* [Work to complete]: What number of lines contain the word "structure"? Reply with the number and nothing else.

[Stored data]
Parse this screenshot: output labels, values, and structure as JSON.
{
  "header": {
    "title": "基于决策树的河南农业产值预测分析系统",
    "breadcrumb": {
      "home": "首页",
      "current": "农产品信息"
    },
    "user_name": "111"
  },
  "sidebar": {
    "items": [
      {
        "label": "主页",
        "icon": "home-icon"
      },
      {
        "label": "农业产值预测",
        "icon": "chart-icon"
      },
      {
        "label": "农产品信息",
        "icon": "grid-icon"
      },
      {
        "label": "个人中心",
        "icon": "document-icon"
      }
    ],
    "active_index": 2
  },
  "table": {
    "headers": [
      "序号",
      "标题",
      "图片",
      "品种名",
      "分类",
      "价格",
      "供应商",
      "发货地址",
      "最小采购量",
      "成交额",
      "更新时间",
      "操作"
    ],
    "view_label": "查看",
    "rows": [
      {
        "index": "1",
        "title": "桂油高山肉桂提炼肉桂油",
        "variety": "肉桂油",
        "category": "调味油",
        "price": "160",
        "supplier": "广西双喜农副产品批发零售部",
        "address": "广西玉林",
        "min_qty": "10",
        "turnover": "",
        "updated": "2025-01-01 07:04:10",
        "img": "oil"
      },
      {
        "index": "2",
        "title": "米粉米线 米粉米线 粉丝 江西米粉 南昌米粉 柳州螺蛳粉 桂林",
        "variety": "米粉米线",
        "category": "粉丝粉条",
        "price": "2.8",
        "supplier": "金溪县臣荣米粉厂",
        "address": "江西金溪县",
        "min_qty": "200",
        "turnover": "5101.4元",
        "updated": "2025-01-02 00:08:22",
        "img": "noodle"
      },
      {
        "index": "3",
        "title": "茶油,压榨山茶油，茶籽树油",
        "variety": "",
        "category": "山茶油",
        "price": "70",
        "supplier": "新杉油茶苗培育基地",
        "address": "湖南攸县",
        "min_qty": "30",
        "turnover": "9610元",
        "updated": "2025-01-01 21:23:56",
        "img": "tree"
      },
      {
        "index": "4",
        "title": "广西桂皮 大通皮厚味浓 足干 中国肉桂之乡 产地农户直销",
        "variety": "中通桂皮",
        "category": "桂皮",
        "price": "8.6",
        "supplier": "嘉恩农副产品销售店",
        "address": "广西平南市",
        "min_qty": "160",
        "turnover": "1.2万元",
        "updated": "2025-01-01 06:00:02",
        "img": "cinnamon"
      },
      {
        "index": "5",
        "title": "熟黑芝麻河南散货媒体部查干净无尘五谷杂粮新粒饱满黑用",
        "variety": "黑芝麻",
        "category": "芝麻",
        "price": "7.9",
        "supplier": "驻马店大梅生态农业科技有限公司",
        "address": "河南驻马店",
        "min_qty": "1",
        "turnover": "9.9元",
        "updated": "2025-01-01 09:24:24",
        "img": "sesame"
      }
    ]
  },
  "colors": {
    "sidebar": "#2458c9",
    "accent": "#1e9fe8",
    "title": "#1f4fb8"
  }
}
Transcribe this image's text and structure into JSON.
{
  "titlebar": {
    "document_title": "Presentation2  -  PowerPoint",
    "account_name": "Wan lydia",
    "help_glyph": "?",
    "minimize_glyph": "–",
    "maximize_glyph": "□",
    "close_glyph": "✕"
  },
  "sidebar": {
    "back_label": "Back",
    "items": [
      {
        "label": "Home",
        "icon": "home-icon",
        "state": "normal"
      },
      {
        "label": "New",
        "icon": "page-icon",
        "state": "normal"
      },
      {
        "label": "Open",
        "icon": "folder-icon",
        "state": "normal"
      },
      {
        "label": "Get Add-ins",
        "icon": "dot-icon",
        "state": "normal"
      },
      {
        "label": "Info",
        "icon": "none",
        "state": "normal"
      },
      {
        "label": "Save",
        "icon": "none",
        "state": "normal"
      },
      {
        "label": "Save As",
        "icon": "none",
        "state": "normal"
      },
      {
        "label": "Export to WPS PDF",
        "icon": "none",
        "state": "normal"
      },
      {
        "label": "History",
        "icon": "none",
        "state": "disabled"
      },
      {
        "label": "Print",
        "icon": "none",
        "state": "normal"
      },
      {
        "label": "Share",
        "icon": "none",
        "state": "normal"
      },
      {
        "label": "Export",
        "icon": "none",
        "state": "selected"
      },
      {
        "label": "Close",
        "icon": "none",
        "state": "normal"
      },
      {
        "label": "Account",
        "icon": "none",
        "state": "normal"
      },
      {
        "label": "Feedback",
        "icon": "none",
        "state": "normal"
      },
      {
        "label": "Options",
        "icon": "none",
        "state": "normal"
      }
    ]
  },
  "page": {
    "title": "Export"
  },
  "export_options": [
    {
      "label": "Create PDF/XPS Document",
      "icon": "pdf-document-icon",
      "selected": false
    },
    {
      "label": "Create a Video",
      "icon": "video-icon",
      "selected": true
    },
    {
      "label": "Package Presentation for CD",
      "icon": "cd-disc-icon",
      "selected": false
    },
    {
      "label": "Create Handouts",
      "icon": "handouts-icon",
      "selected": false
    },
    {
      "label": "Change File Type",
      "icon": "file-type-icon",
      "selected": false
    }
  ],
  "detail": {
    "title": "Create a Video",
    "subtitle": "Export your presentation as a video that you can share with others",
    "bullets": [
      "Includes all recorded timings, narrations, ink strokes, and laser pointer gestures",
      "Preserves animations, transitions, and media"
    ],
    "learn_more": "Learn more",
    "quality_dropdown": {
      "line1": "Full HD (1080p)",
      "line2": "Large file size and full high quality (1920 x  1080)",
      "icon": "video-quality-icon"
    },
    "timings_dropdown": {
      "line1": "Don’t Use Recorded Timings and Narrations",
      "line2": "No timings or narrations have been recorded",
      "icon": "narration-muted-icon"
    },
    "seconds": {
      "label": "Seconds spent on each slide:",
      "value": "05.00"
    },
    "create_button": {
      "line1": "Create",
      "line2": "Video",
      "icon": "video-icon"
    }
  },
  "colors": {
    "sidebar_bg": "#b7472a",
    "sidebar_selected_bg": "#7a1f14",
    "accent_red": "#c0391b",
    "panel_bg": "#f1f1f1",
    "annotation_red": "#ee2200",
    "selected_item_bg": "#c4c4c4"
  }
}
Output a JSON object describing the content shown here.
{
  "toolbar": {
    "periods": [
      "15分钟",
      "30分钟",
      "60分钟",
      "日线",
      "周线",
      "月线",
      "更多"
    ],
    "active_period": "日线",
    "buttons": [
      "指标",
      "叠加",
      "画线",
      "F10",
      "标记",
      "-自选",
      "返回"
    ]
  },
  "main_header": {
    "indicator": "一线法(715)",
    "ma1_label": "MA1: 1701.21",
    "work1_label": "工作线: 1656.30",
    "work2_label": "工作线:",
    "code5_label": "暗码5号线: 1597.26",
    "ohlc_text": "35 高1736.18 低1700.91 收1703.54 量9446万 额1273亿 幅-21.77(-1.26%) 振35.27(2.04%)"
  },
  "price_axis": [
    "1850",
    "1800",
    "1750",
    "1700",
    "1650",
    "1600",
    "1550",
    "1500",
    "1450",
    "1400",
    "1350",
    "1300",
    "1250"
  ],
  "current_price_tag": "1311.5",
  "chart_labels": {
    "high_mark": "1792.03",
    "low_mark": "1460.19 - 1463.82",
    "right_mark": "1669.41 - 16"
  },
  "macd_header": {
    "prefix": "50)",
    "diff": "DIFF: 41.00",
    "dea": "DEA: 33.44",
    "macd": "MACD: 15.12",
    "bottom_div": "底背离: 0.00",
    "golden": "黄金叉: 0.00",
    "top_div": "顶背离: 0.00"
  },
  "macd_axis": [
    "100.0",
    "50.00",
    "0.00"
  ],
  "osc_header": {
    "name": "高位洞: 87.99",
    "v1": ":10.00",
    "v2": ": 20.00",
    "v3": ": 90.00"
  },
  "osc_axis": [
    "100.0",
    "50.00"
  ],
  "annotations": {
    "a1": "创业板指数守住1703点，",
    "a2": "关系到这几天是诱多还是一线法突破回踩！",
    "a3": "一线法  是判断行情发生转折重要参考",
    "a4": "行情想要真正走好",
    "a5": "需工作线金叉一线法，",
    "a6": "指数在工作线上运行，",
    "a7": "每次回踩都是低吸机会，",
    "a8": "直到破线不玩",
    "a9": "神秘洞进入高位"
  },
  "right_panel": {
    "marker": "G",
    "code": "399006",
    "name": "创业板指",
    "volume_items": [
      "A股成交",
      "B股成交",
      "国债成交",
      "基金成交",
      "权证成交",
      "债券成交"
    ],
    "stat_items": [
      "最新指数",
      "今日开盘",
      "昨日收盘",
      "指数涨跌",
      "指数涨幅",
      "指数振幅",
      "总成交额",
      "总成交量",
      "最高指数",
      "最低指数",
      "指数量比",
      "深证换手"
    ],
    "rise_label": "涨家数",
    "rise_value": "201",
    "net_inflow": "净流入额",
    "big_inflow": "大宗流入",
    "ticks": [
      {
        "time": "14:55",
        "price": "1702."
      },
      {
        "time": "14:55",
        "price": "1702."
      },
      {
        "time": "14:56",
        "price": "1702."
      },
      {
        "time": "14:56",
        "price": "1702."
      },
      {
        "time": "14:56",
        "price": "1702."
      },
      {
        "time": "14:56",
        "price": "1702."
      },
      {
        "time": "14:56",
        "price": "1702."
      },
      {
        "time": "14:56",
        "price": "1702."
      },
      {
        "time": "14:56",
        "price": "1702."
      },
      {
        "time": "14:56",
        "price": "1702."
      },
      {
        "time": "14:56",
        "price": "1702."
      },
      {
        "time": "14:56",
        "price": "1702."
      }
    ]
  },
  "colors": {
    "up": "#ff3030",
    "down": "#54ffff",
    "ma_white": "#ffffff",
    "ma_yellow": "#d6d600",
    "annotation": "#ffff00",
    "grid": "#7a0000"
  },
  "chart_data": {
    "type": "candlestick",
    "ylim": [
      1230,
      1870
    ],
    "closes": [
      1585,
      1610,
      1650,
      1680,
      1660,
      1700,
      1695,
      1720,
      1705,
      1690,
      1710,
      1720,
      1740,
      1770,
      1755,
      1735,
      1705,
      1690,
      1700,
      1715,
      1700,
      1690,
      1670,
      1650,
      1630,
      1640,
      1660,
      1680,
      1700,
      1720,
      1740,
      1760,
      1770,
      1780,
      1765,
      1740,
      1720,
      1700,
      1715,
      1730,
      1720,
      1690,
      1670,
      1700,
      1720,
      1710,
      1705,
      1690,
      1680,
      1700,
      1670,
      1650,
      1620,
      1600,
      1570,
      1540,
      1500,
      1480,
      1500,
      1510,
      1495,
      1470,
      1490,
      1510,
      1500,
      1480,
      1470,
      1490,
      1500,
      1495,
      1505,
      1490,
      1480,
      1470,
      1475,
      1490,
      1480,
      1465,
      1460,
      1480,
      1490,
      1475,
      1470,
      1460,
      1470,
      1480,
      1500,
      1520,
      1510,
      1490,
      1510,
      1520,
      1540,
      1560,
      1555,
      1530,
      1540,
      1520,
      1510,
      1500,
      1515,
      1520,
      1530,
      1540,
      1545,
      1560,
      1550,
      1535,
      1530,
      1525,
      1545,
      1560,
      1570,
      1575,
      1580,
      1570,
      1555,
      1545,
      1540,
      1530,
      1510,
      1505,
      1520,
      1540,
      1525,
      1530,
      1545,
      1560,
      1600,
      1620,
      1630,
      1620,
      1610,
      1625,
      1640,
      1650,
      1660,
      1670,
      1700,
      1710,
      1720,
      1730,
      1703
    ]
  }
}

* [Expected answer]: 2